(Aim 1) In the text on assessing bias and variance in mixed effects model estimates, what kind of errors does sim_generate_mixedfx_data1 assume when it generates a dataset?

START Source passage

Assessing bias and variance in mixed effects model estimates using simulation
This script simulates power and false positive rates given a set of input parameters.
It strings together several scripts we've used so far. it is a "wrapper" for
sim_mixedfx_fpr_power_bias_matlablme
with different values for sample size.
About sim_mixedfx_fpr_power_bias_matlablme
sim_mixedfx_fpr_power_bias_matlablme is a wrapper that generates and fits data for each of a series of iterations, and then collects results (bias, variance, rates of positive findings). It uses these functions:
sim_generate_mixedfx_data1 generates a dataset given parameters, and assuming normally distributed errors
matlabLMEstats runs the mixed effects model and collects selected output statistics
get_sim_stats collects tables of statistics across iterations
The false positive rates in this simulation are assessed when the true fixed effects are all zero, and other random effects are unchanged.

END Source passage

(Aim 2) Convert the stretch of the Source data listing from its start through the line containing "candle-body — [255, 206, 266, 233]" into a JSON list of strings, one string per line, leaving out blank lines.

START Supplied entries

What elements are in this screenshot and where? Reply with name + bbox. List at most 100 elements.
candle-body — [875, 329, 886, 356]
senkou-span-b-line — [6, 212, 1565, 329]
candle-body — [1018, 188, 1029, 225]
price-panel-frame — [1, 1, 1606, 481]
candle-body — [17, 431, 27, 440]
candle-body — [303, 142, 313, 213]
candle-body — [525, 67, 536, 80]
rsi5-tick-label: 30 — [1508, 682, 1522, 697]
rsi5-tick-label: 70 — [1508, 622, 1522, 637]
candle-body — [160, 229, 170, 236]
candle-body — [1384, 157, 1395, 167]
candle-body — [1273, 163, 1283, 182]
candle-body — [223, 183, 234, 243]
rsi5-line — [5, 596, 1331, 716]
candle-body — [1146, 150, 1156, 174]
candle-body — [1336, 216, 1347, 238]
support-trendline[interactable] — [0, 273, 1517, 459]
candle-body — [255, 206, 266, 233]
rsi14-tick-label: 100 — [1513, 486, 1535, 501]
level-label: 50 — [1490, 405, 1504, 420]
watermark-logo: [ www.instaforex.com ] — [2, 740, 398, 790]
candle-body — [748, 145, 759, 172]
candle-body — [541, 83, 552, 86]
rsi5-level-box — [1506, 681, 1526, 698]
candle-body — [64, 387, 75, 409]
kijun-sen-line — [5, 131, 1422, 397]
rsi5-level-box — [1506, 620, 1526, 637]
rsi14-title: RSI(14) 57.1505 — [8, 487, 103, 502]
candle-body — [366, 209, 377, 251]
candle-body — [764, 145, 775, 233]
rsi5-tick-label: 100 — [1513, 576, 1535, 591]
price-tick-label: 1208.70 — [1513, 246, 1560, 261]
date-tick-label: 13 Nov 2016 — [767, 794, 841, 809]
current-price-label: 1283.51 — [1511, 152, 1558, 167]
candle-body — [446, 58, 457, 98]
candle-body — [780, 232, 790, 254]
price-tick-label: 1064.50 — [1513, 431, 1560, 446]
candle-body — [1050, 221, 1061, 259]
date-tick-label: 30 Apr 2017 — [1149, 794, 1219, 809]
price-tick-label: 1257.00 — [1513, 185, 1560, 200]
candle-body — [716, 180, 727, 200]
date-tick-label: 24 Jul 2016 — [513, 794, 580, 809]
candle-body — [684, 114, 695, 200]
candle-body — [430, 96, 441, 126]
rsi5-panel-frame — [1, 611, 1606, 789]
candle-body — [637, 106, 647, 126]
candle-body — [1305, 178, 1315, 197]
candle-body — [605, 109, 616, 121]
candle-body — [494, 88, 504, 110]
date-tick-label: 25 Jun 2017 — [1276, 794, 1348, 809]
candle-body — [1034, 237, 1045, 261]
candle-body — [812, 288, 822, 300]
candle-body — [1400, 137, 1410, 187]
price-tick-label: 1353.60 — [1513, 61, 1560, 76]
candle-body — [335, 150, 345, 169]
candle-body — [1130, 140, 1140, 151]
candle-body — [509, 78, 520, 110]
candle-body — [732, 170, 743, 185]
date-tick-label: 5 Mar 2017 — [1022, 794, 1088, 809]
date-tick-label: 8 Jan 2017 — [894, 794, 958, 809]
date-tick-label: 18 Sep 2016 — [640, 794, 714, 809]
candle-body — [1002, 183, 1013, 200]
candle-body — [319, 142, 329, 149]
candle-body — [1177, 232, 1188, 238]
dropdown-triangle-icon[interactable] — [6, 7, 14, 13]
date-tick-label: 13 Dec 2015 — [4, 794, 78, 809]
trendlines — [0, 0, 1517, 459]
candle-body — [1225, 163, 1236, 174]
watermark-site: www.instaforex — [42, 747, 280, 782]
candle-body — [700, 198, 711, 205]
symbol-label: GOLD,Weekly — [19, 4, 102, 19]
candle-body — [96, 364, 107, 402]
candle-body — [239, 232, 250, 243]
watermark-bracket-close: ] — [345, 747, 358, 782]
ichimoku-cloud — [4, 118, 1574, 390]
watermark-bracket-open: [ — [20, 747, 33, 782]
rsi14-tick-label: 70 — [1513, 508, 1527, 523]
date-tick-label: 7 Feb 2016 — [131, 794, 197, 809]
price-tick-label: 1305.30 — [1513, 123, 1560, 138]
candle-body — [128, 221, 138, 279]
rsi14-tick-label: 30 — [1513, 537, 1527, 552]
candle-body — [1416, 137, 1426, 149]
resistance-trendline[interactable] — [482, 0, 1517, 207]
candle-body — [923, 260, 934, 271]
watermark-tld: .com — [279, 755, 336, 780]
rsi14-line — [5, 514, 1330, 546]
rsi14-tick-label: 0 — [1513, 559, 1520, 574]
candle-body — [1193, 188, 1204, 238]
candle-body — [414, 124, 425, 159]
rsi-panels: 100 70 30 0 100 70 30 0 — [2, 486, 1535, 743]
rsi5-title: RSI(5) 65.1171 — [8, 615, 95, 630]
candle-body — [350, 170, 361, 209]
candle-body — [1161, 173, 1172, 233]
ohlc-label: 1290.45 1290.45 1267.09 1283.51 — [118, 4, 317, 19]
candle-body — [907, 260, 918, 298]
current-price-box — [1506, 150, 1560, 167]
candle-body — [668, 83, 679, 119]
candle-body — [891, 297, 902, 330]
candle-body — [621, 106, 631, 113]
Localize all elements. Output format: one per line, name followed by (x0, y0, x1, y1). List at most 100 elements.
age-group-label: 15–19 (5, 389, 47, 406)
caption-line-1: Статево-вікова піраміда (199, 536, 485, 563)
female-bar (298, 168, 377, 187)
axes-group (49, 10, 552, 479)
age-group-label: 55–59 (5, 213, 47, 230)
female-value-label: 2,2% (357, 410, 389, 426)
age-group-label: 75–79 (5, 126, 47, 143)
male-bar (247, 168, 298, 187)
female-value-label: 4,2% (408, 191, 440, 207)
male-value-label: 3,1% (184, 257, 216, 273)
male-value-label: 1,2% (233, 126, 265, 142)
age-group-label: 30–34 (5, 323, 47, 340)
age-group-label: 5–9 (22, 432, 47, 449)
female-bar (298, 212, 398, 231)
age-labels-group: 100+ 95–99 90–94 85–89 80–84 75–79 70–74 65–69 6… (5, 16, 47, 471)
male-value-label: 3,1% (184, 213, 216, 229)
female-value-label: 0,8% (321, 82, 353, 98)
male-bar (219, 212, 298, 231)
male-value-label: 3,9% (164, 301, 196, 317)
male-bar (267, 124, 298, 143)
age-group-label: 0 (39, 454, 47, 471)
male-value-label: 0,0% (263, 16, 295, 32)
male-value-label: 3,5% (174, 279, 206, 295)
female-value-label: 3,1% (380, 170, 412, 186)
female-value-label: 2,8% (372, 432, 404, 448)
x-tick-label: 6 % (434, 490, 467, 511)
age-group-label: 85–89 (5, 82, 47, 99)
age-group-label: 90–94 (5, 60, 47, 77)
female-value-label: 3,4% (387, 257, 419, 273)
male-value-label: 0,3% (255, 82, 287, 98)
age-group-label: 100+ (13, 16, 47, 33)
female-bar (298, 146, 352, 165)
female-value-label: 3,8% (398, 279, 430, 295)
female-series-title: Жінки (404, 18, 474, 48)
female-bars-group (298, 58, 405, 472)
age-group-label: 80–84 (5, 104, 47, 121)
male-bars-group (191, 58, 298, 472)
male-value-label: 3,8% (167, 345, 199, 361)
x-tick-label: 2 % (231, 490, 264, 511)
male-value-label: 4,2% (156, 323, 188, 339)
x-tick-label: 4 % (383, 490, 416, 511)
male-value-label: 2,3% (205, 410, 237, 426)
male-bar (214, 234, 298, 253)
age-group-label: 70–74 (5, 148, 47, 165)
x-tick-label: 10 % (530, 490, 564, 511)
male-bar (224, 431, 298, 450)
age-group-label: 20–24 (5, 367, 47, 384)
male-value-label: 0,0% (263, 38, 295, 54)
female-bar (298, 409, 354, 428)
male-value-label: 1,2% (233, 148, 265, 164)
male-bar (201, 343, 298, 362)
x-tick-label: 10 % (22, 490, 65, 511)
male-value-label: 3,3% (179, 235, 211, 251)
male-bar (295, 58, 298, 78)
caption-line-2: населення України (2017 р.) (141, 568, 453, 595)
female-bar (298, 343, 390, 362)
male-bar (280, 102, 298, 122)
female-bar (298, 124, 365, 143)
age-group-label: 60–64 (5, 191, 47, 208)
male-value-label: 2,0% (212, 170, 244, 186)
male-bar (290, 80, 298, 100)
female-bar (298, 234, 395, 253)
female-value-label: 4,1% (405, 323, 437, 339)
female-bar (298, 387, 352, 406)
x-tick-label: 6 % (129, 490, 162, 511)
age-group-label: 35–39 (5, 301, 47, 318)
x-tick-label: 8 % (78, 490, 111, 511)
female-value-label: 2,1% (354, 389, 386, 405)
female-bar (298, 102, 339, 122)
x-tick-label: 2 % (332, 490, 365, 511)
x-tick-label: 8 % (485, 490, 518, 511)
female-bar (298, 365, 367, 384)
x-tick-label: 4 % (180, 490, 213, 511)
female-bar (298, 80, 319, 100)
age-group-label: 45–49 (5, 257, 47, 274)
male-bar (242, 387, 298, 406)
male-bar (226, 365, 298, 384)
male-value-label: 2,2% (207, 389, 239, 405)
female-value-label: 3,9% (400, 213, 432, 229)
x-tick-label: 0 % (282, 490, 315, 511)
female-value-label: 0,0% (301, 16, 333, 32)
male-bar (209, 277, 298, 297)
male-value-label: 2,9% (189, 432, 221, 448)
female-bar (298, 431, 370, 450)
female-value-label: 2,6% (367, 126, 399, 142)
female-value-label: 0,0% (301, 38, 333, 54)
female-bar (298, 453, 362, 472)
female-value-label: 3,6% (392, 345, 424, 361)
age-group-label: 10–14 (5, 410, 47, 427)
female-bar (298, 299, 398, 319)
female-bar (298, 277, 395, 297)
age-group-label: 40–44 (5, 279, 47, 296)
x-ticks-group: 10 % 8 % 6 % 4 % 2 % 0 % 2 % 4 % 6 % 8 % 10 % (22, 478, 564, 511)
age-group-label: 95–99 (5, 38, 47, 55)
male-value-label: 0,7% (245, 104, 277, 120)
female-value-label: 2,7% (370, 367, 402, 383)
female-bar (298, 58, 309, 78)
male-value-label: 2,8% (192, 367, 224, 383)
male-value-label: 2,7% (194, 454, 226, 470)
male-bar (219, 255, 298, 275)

END Supplied entries

(Task answer 1) Normally distributed errors.

(Task answer 2)
[
  "What elements are in this screenshot and where? Reply with name + bbox. List at most 100 elements.",
  "candle-body — [875, 329, 886, 356]",
  "senkou-span-b-line — [6, 212, 1565, 329]",
  "candle-body — [1018, 188, 1029, 225]",
  "price-panel-frame — [1, 1, 1606, 481]",
  "candle-body — [17, 431, 27, 440]",
  "candle-body — [303, 142, 313, 213]",
  "candle-body — [525, 67, 536, 80]",
  "rsi5-tick-label: 30 — [1508, 682, 1522, 697]",
  "rsi5-tick-label: 70 — [1508, 622, 1522, 637]",
  "candle-body — [160, 229, 170, 236]",
  "candle-body — [1384, 157, 1395, 167]",
  "candle-body — [1273, 163, 1283, 182]",
  "candle-body — [223, 183, 234, 243]",
  "rsi5-line — [5, 596, 1331, 716]",
  "candle-body — [1146, 150, 1156, 174]",
  "candle-body — [1336, 216, 1347, 238]",
  "support-trendline[interactable] — [0, 273, 1517, 459]",
  "candle-body — [255, 206, 266, 233]"
]